#### WRITTEN INSTRUCTION:
Word for word, give the material below again, minus any images.

#### Stored entries:

* Start *

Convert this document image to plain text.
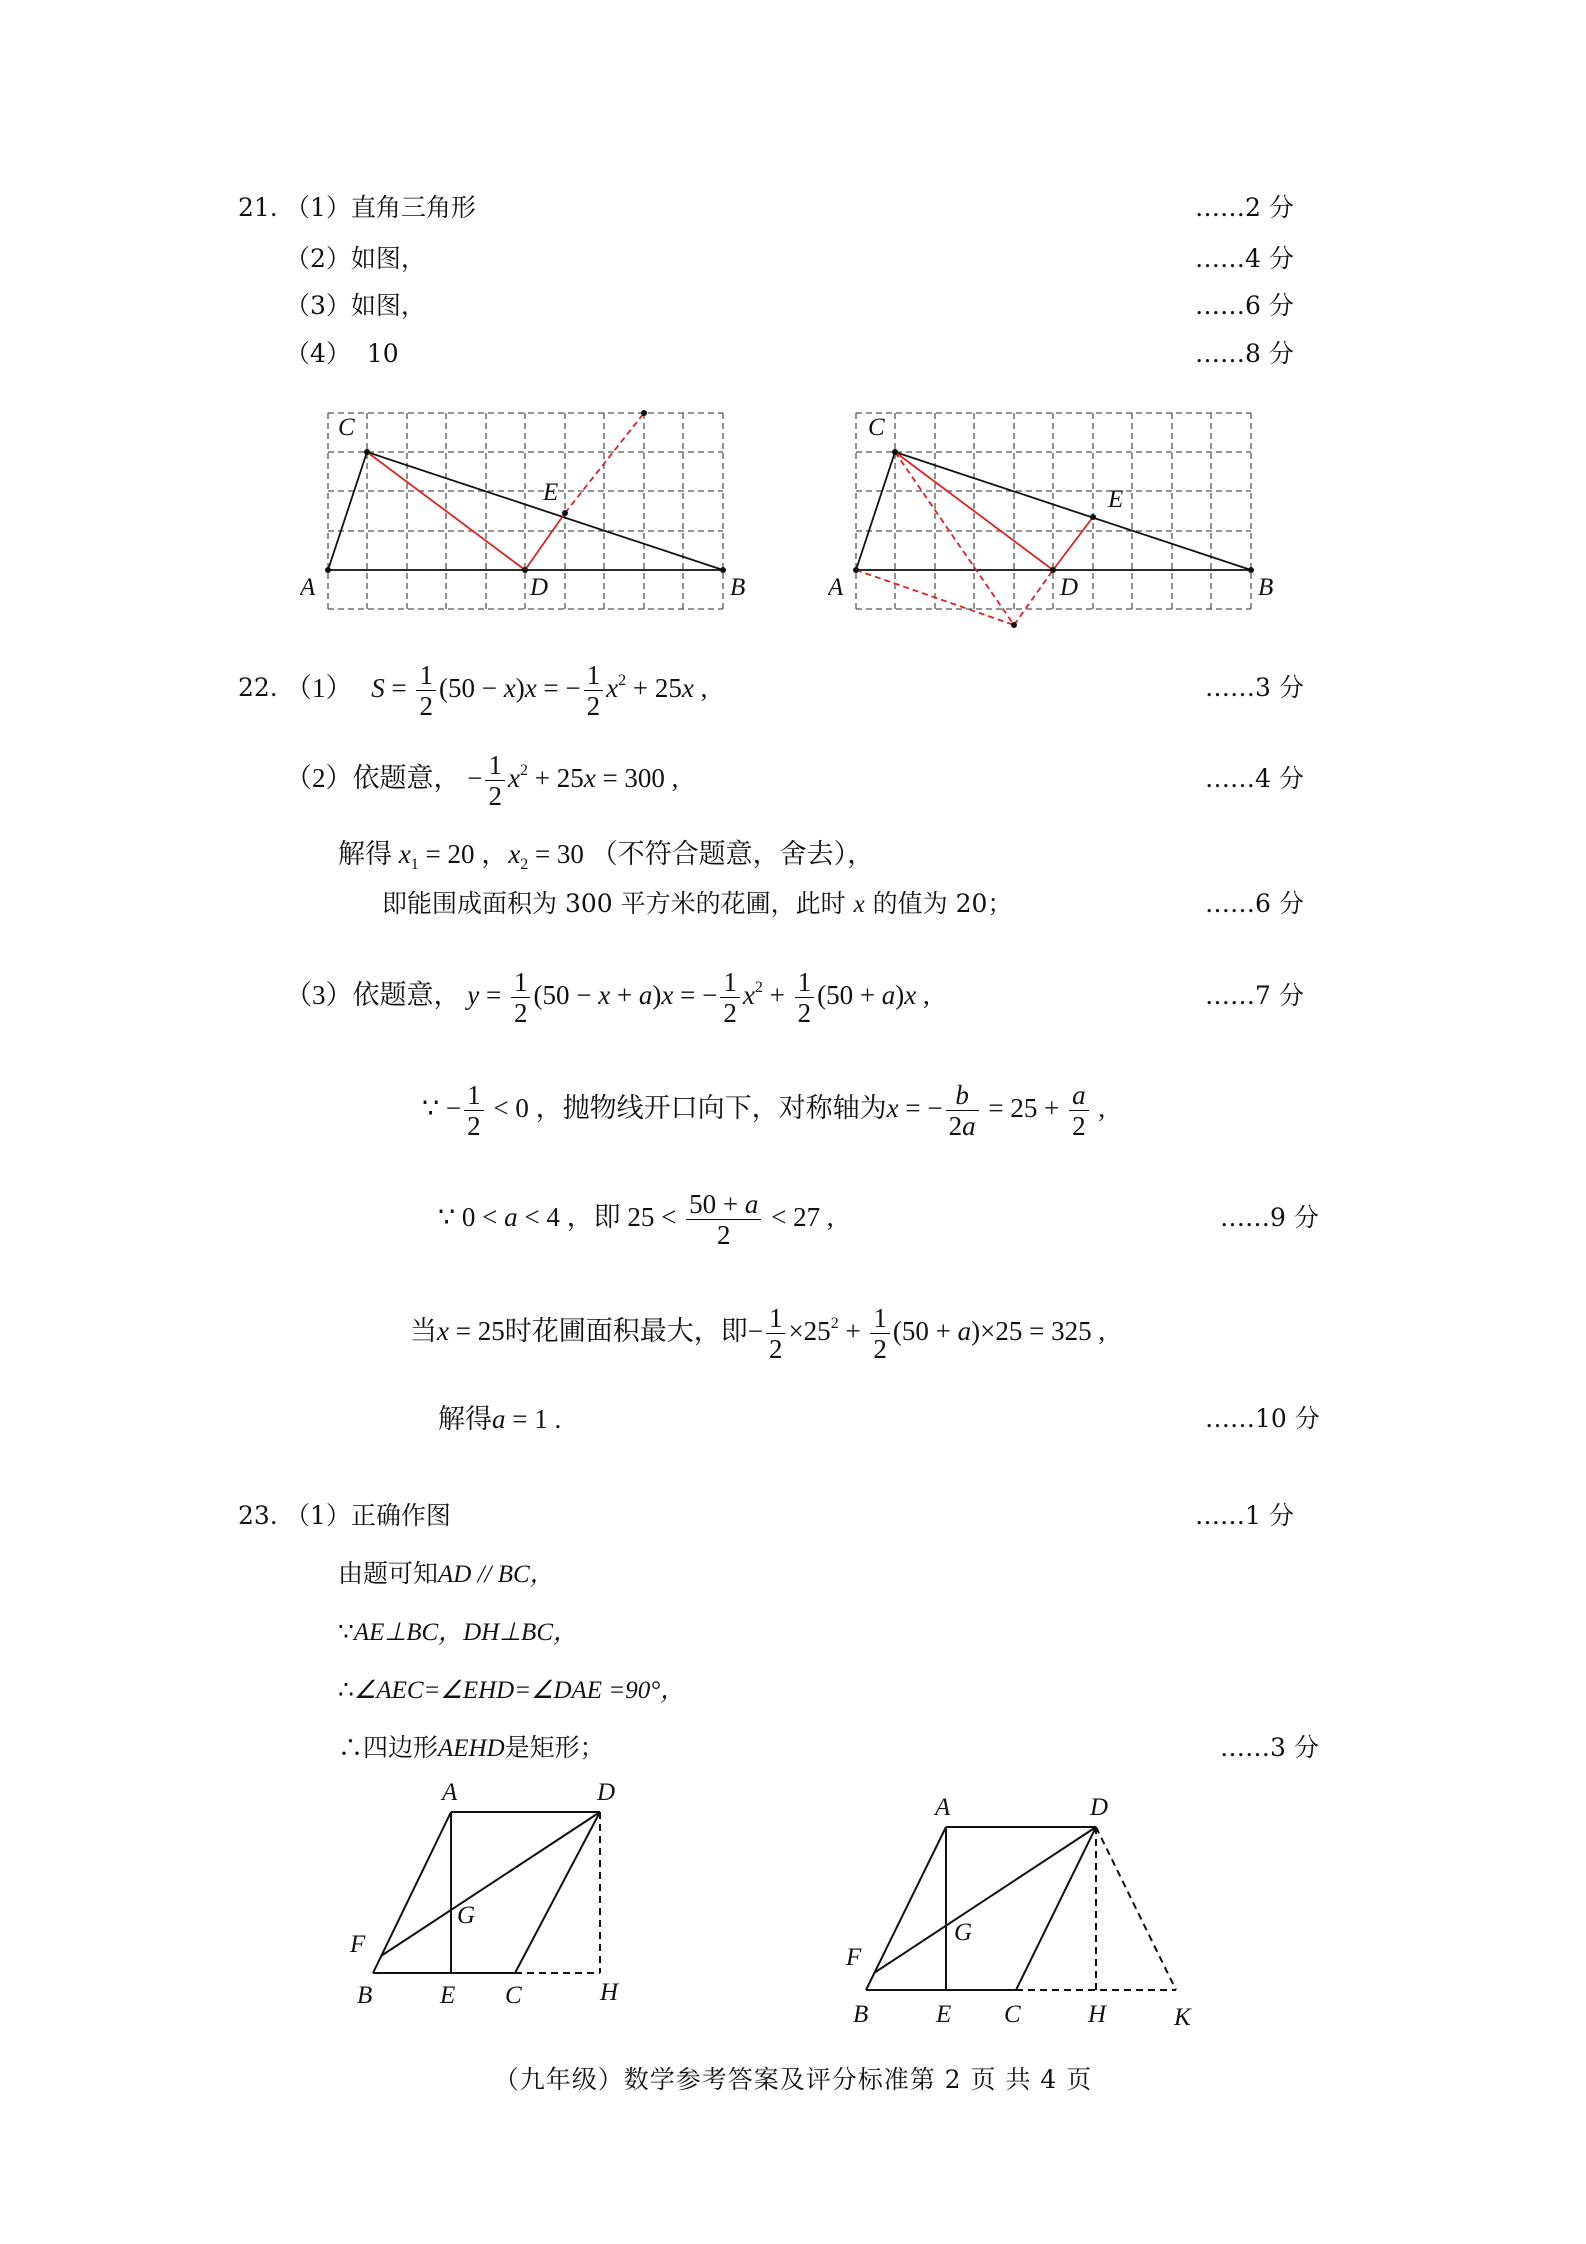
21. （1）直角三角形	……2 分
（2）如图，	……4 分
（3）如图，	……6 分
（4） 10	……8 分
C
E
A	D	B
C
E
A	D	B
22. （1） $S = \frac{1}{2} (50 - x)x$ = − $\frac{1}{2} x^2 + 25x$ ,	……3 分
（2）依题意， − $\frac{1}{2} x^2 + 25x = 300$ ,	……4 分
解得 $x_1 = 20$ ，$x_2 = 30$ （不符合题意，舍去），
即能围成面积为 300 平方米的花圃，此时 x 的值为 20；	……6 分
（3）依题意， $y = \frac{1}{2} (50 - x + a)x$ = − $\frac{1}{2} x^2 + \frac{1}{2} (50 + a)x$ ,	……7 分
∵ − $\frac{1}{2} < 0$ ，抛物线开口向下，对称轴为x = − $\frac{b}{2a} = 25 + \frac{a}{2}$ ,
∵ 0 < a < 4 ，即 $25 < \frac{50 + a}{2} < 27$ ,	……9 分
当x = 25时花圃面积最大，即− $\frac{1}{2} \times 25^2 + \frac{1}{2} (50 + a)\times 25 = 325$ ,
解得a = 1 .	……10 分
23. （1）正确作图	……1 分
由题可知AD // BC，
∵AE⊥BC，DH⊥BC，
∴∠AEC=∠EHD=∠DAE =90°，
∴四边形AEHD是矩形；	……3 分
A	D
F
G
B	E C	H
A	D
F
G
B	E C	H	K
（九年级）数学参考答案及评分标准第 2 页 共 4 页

* End *

#### WRITTEN ANSWER:
Convert this document image to plain text.
21. （1）直角三角形	……2 分
（2）如图，	……4 分
（3）如图，	……6 分
（4） 10	……8 分
C
E
A	D	B
C
E
A	D	B
22. （1） $S = \frac{1}{2} (50 - x)x$ = − $\frac{1}{2} x^2 + 25x$ ,	……3 分
（2）依题意， − $\frac{1}{2} x^2 + 25x = 300$ ,	……4 分
解得 $x_1 = 20$ ，$x_2 = 30$ （不符合题意，舍去），
即能围成面积为 300 平方米的花圃，此时 x 的值为 20；	……6 分
（3）依题意， $y = \frac{1}{2} (50 - x + a)x$ = − $\frac{1}{2} x^2 + \frac{1}{2} (50 + a)x$ ,	……7 分
∵ − $\frac{1}{2} < 0$ ，抛物线开口向下，对称轴为x = − $\frac{b}{2a} = 25 + \frac{a}{2}$ ,
∵ 0 < a < 4 ，即 $25 < \frac{50 + a}{2} < 27$ ,	……9 分
当x = 25时花圃面积最大，即− $\frac{1}{2} \times 25^2 + \frac{1}{2} (50 + a)\times 25 = 325$ ,
解得a = 1 .	……10 分
23. （1）正确作图	……1 分
由题可知AD // BC，
∵AE⊥BC，DH⊥BC，
∴∠AEC=∠EHD=∠DAE =90°，
∴四边形AEHD是矩形；	……3 分
A	D
F
G
B	E C	H
A	D
F
G
B	E C	H	K
（九年级）数学参考答案及评分标准第 2 页 共 4 页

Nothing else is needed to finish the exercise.